** start of Extracted material **

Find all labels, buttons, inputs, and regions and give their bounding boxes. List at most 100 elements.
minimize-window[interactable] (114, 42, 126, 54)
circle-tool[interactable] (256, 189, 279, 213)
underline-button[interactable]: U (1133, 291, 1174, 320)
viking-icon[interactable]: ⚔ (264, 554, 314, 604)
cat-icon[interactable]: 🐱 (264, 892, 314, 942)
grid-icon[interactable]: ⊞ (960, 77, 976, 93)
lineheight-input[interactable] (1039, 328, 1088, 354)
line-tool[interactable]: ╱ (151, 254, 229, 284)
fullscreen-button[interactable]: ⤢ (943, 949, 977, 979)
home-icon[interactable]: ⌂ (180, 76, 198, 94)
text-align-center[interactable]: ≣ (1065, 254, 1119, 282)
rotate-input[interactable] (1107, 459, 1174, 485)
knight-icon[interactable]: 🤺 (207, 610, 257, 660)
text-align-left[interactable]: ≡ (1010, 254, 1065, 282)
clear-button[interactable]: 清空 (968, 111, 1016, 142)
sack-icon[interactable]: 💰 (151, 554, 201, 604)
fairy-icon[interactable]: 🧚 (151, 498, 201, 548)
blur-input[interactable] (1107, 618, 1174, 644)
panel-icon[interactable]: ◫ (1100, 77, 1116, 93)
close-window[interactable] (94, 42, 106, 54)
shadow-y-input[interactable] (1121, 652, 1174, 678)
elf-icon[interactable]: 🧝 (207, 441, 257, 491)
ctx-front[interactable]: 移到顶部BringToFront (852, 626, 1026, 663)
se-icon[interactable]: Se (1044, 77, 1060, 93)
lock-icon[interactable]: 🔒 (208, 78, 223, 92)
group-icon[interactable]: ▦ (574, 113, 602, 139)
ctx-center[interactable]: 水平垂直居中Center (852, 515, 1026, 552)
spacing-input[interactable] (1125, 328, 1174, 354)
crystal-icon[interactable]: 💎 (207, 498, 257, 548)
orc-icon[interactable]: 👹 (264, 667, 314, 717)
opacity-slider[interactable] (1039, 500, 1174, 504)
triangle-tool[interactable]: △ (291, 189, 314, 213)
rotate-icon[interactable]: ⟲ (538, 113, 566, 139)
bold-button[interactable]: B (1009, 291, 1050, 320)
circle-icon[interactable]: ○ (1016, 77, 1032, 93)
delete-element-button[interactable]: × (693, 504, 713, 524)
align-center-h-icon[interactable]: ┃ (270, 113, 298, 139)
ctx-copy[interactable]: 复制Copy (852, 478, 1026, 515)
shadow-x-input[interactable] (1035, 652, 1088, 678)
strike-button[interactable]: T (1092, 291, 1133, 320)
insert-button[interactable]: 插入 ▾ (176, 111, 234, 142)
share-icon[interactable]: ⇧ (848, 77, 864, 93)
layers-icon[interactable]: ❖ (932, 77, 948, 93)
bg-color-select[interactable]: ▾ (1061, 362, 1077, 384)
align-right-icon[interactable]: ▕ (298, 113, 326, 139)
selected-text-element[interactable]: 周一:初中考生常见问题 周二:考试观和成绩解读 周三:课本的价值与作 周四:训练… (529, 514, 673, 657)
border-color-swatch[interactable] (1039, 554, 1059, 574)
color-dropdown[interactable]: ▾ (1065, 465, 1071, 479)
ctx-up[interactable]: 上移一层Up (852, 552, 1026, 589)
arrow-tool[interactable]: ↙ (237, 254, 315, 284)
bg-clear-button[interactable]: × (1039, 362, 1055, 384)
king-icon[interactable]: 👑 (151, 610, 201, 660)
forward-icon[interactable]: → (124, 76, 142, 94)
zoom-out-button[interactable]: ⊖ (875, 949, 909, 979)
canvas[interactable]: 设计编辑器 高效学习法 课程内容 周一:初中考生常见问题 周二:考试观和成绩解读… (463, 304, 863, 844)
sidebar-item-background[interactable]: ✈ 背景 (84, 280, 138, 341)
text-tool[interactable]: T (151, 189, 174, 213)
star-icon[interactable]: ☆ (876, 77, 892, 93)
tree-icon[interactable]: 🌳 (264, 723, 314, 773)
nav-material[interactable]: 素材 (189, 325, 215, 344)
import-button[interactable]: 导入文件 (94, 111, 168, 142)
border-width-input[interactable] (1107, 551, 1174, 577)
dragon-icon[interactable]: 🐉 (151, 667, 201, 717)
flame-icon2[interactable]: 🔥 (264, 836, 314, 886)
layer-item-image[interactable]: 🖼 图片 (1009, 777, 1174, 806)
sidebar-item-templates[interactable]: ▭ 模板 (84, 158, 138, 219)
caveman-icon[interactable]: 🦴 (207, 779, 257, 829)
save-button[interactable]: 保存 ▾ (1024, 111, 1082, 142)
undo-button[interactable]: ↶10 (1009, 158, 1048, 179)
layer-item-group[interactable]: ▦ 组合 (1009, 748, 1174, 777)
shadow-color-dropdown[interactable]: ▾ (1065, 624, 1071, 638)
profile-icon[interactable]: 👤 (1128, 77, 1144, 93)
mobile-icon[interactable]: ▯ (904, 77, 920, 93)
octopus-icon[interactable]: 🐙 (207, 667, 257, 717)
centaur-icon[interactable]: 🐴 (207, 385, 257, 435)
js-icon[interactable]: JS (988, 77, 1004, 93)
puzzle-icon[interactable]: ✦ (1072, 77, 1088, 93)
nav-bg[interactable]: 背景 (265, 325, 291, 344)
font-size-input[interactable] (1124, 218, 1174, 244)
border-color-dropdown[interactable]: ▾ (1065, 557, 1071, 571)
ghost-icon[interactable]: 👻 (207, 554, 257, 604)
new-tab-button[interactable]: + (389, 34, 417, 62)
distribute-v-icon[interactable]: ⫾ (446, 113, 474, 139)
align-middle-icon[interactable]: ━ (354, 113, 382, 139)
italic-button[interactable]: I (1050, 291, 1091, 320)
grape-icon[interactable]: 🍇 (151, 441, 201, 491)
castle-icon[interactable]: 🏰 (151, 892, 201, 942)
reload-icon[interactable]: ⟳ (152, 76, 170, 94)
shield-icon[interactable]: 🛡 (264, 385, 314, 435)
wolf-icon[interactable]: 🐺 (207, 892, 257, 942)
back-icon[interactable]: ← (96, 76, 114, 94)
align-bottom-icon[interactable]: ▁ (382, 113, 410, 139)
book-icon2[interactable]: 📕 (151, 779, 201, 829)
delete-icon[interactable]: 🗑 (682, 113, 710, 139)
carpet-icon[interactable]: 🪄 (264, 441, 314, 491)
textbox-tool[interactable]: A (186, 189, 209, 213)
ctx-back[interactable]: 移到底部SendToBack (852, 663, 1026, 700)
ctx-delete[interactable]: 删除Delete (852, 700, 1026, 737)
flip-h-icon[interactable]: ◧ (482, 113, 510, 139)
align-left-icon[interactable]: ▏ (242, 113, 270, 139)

** end of Extracted material **

Copy out every line of the items above, character for character, without changing anything.

### Solved exercise
Find all labels, buttons, inputs, and regions and give their bounding boxes. List at most 100 elements.
minimize-window[interactable] (114, 42, 126, 54)
circle-tool[interactable] (256, 189, 279, 213)
underline-button[interactable]: U (1133, 291, 1174, 320)
viking-icon[interactable]: ⚔ (264, 554, 314, 604)
cat-icon[interactable]: 🐱 (264, 892, 314, 942)
grid-icon[interactable]: ⊞ (960, 77, 976, 93)
lineheight-input[interactable] (1039, 328, 1088, 354)
line-tool[interactable]: ╱ (151, 254, 229, 284)
fullscreen-button[interactable]: ⤢ (943, 949, 977, 979)
home-icon[interactable]: ⌂ (180, 76, 198, 94)
text-align-center[interactable]: ≣ (1065, 254, 1119, 282)
rotate-input[interactable] (1107, 459, 1174, 485)
knight-icon[interactable]: 🤺 (207, 610, 257, 660)
text-align-left[interactable]: ≡ (1010, 254, 1065, 282)
clear-button[interactable]: 清空 (968, 111, 1016, 142)
sack-icon[interactable]: 💰 (151, 554, 201, 604)
fairy-icon[interactable]: 🧚 (151, 498, 201, 548)
blur-input[interactable] (1107, 618, 1174, 644)
panel-icon[interactable]: ◫ (1100, 77, 1116, 93)
close-window[interactable] (94, 42, 106, 54)
shadow-y-input[interactable] (1121, 652, 1174, 678)
elf-icon[interactable]: 🧝 (207, 441, 257, 491)
ctx-front[interactable]: 移到顶部BringToFront (852, 626, 1026, 663)
se-icon[interactable]: Se (1044, 77, 1060, 93)
lock-icon[interactable]: 🔒 (208, 78, 223, 92)
group-icon[interactable]: ▦ (574, 113, 602, 139)
ctx-center[interactable]: 水平垂直居中Center (852, 515, 1026, 552)
spacing-input[interactable] (1125, 328, 1174, 354)
crystal-icon[interactable]: 💎 (207, 498, 257, 548)
orc-icon[interactable]: 👹 (264, 667, 314, 717)
opacity-slider[interactable] (1039, 500, 1174, 504)
triangle-tool[interactable]: △ (291, 189, 314, 213)
rotate-icon[interactable]: ⟲ (538, 113, 566, 139)
bold-button[interactable]: B (1009, 291, 1050, 320)
circle-icon[interactable]: ○ (1016, 77, 1032, 93)
delete-element-button[interactable]: × (693, 504, 713, 524)
align-center-h-icon[interactable]: ┃ (270, 113, 298, 139)
ctx-copy[interactable]: 复制Copy (852, 478, 1026, 515)
shadow-x-input[interactable] (1035, 652, 1088, 678)
strike-button[interactable]: T (1092, 291, 1133, 320)
insert-button[interactable]: 插入 ▾ (176, 111, 234, 142)
share-icon[interactable]: ⇧ (848, 77, 864, 93)
layers-icon[interactable]: ❖ (932, 77, 948, 93)
bg-color-select[interactable]: ▾ (1061, 362, 1077, 384)
align-right-icon[interactable]: ▕ (298, 113, 326, 139)
selected-text-element[interactable]: 周一:初中考生常见问题 周二:考试观和成绩解读 周三:课本的价值与作 周四:训练… (529, 514, 673, 657)
border-color-swatch[interactable] (1039, 554, 1059, 574)
color-dropdown[interactable]: ▾ (1065, 465, 1071, 479)
ctx-up[interactable]: 上移一层Up (852, 552, 1026, 589)
arrow-tool[interactable]: ↙ (237, 254, 315, 284)
bg-clear-button[interactable]: × (1039, 362, 1055, 384)
king-icon[interactable]: 👑 (151, 610, 201, 660)
forward-icon[interactable]: → (124, 76, 142, 94)
zoom-out-button[interactable]: ⊖ (875, 949, 909, 979)
canvas[interactable]: 设计编辑器 高效学习法 课程内容 周一:初中考生常见问题 周二:考试观和成绩解读… (463, 304, 863, 844)
sidebar-item-background[interactable]: ✈ 背景 (84, 280, 138, 341)
text-tool[interactable]: T (151, 189, 174, 213)
star-icon[interactable]: ☆ (876, 77, 892, 93)
tree-icon[interactable]: 🌳 (264, 723, 314, 773)
nav-material[interactable]: 素材 (189, 325, 215, 344)
import-button[interactable]: 导入文件 (94, 111, 168, 142)
border-width-input[interactable] (1107, 551, 1174, 577)
dragon-icon[interactable]: 🐉 (151, 667, 201, 717)
flame-icon2[interactable]: 🔥 (264, 836, 314, 886)
layer-item-image[interactable]: 🖼 图片 (1009, 777, 1174, 806)
sidebar-item-templates[interactable]: ▭ 模板 (84, 158, 138, 219)
caveman-icon[interactable]: 🦴 (207, 779, 257, 829)
save-button[interactable]: 保存 ▾ (1024, 111, 1082, 142)
undo-button[interactable]: ↶10 (1009, 158, 1048, 179)
layer-item-group[interactable]: ▦ 组合 (1009, 748, 1174, 777)
shadow-color-dropdown[interactable]: ▾ (1065, 624, 1071, 638)
profile-icon[interactable]: 👤 (1128, 77, 1144, 93)
mobile-icon[interactable]: ▯ (904, 77, 920, 93)
octopus-icon[interactable]: 🐙 (207, 667, 257, 717)
centaur-icon[interactable]: 🐴 (207, 385, 257, 435)
js-icon[interactable]: JS (988, 77, 1004, 93)
puzzle-icon[interactable]: ✦ (1072, 77, 1088, 93)
nav-bg[interactable]: 背景 (265, 325, 291, 344)
font-size-input[interactable] (1124, 218, 1174, 244)
border-color-dropdown[interactable]: ▾ (1065, 557, 1071, 571)
ghost-icon[interactable]: 👻 (207, 554, 257, 604)
new-tab-button[interactable]: + (389, 34, 417, 62)
distribute-v-icon[interactable]: ⫾ (446, 113, 474, 139)
align-middle-icon[interactable]: ━ (354, 113, 382, 139)
italic-button[interactable]: I (1050, 291, 1091, 320)
grape-icon[interactable]: 🍇 (151, 441, 201, 491)
castle-icon[interactable]: 🏰 (151, 892, 201, 942)
reload-icon[interactable]: ⟳ (152, 76, 170, 94)
shield-icon[interactable]: 🛡 (264, 385, 314, 435)
wolf-icon[interactable]: 🐺 (207, 892, 257, 942)
back-icon[interactable]: ← (96, 76, 114, 94)
align-bottom-icon[interactable]: ▁ (382, 113, 410, 139)
book-icon2[interactable]: 📕 (151, 779, 201, 829)
delete-icon[interactable]: 🗑 (682, 113, 710, 139)
carpet-icon[interactable]: 🪄 (264, 441, 314, 491)
textbox-tool[interactable]: A (186, 189, 209, 213)
ctx-back[interactable]: 移到底部SendToBack (852, 663, 1026, 700)
ctx-delete[interactable]: 删除Delete (852, 700, 1026, 737)
flip-h-icon[interactable]: ◧ (482, 113, 510, 139)
align-left-icon[interactable]: ▏ (242, 113, 270, 139)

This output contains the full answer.